--- Begin ---

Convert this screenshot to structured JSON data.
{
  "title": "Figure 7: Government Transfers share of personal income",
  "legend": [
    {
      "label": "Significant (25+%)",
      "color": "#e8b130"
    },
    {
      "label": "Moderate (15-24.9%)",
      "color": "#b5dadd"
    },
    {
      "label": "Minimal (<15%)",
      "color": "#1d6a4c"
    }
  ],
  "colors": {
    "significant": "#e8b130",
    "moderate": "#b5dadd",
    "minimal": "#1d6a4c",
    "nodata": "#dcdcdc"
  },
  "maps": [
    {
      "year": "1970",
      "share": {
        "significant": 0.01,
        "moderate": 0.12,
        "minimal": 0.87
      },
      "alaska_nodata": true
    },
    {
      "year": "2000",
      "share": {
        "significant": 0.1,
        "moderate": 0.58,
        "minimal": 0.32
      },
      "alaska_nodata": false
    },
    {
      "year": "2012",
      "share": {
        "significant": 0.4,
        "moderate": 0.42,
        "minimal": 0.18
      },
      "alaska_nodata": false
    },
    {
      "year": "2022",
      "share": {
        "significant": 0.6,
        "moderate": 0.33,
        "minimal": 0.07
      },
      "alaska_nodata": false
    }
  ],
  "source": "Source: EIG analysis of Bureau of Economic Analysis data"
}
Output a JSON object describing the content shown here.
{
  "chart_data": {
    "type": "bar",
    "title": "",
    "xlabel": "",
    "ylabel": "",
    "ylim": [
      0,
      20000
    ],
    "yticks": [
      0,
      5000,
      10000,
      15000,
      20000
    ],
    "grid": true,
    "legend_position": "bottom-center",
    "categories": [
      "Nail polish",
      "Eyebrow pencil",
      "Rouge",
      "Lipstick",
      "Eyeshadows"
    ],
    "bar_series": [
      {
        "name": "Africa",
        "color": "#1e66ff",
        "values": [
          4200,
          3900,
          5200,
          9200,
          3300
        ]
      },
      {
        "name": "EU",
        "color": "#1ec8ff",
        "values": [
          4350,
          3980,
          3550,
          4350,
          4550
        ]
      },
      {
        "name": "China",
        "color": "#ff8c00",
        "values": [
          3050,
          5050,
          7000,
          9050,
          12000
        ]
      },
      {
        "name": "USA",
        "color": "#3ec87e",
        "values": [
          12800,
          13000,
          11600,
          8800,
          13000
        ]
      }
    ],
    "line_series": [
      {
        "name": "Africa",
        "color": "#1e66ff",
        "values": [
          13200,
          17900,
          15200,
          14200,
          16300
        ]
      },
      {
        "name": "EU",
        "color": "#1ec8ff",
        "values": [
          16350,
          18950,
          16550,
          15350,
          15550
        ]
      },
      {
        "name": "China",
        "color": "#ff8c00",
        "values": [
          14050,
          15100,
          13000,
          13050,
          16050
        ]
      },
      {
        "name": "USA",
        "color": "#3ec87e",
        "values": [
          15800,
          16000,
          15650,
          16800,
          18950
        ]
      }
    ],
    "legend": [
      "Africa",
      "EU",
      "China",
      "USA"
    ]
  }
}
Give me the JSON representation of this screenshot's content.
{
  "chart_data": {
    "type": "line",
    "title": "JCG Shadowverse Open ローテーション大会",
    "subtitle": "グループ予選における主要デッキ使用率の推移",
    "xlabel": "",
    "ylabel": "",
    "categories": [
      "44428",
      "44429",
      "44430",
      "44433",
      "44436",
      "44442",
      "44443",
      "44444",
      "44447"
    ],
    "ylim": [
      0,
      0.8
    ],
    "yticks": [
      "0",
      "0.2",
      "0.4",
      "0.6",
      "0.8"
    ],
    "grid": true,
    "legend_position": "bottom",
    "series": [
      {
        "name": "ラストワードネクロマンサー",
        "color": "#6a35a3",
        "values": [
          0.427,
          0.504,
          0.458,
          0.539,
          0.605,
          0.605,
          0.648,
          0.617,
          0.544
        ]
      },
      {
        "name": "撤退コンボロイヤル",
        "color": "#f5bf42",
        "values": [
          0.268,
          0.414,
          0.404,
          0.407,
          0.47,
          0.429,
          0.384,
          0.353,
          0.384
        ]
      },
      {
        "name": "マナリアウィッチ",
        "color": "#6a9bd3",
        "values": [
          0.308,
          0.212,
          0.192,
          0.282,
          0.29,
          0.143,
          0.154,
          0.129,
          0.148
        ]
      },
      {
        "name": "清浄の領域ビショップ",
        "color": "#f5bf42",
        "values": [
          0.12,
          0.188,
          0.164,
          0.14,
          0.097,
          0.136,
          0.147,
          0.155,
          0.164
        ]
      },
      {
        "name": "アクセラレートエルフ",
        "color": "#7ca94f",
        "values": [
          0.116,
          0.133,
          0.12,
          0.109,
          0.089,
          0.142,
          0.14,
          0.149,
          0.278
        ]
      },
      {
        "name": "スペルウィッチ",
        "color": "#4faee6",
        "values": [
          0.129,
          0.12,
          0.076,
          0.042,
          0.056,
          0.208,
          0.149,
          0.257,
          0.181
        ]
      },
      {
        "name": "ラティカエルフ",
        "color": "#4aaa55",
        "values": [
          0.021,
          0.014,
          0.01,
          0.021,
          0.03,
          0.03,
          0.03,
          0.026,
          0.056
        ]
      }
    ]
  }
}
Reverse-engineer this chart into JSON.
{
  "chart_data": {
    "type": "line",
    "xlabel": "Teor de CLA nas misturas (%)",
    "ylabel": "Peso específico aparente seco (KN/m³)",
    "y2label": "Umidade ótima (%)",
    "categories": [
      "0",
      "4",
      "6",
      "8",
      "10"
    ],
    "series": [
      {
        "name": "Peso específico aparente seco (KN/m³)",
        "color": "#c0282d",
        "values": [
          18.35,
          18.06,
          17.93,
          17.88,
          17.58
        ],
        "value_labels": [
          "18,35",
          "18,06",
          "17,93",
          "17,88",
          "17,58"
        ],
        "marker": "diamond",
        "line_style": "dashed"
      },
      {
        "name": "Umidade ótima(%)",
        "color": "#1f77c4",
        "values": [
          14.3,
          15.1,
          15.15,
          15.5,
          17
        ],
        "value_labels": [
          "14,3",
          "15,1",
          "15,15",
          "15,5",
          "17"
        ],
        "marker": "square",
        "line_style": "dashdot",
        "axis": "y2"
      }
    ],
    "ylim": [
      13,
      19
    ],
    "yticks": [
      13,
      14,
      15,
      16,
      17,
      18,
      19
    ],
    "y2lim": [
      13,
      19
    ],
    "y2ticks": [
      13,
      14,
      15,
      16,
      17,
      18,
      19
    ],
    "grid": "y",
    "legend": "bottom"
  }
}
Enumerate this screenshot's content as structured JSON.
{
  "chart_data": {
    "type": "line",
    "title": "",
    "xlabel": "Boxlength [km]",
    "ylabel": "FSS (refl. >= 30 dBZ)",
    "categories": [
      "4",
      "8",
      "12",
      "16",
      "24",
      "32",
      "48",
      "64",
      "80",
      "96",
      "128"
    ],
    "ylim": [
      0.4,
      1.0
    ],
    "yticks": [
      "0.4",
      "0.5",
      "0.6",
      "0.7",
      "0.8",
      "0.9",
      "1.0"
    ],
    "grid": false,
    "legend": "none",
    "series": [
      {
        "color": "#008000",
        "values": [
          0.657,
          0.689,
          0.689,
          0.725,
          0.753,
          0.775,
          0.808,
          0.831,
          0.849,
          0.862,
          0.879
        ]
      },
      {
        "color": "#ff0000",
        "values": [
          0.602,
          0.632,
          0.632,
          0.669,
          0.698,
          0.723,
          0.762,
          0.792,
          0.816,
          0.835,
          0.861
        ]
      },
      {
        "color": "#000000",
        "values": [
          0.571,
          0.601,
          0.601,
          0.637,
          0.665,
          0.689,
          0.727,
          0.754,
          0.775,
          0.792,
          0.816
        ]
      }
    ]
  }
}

--- End ---

## TASK TO CARRY OUT
From the listing above, copy out each line where the word "year" appears.

## RESPONSE
      "year": "1970",
      "year": "2000",
      "year": "2012",
      "year": "2022",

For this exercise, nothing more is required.